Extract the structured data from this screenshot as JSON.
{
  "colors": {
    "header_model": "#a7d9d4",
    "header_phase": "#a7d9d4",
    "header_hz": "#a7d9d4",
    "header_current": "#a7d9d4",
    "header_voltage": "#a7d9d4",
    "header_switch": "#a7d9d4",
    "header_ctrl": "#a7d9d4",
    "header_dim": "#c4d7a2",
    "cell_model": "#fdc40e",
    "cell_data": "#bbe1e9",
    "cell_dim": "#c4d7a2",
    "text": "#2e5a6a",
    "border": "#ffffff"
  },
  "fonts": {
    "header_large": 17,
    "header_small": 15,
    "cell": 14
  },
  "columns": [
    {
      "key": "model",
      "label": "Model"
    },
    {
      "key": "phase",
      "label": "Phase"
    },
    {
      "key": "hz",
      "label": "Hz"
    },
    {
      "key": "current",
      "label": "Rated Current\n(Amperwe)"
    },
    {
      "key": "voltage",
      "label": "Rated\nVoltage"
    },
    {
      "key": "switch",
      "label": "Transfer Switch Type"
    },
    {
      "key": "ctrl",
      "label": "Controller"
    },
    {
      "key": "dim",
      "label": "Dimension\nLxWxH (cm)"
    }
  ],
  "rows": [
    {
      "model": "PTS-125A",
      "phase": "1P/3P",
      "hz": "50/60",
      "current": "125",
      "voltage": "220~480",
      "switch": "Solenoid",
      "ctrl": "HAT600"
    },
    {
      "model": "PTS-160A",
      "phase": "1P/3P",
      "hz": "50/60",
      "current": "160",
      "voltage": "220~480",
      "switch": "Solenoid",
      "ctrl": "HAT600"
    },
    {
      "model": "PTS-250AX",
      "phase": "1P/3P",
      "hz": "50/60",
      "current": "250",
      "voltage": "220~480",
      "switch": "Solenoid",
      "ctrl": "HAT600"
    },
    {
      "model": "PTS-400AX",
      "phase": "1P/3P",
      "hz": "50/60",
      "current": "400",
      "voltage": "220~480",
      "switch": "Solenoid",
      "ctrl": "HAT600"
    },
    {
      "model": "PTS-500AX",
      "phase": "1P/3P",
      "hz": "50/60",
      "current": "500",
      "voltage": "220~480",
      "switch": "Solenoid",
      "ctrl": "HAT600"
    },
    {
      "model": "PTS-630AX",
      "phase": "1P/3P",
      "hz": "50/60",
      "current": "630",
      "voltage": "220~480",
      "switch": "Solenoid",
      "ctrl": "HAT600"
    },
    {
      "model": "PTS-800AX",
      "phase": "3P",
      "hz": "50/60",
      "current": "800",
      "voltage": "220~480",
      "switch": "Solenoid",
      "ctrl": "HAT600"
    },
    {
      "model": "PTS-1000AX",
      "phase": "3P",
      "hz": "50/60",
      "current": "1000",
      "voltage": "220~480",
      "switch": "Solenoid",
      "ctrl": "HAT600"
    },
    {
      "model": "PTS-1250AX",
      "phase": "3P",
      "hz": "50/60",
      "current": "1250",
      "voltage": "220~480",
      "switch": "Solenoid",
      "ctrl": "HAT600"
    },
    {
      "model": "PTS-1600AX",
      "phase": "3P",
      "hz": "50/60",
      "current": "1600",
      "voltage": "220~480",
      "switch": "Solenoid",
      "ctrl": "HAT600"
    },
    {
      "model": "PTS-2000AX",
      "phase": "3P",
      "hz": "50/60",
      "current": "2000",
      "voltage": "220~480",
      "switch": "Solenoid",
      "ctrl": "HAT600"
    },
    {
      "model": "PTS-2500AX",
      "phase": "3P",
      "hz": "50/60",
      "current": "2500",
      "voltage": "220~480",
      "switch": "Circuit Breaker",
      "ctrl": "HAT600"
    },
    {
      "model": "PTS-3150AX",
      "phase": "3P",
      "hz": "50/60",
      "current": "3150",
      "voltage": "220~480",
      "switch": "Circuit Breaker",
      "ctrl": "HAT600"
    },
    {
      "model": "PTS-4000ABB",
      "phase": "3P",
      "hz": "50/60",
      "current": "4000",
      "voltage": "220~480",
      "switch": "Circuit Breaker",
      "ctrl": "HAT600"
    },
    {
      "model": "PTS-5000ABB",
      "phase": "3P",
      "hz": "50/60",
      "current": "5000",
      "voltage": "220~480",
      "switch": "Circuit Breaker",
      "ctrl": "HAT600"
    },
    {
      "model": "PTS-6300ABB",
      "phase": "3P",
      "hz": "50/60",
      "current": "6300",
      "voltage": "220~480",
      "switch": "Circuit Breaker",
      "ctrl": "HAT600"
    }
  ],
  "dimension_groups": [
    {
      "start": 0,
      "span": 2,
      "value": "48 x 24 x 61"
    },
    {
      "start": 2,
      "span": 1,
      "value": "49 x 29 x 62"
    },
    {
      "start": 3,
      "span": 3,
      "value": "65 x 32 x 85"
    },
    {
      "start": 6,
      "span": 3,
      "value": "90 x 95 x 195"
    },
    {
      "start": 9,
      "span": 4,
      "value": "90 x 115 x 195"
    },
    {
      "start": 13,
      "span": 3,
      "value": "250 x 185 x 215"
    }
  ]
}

◆ **GIVEN INSTRUCTION**: Copy out each line of the entries that holds "Rated".

◆ **ANSWER TO THIS EXERCISE**:
      "label": "Rated Current\n(Amperwe)"
      "label": "Rated\nVoltage"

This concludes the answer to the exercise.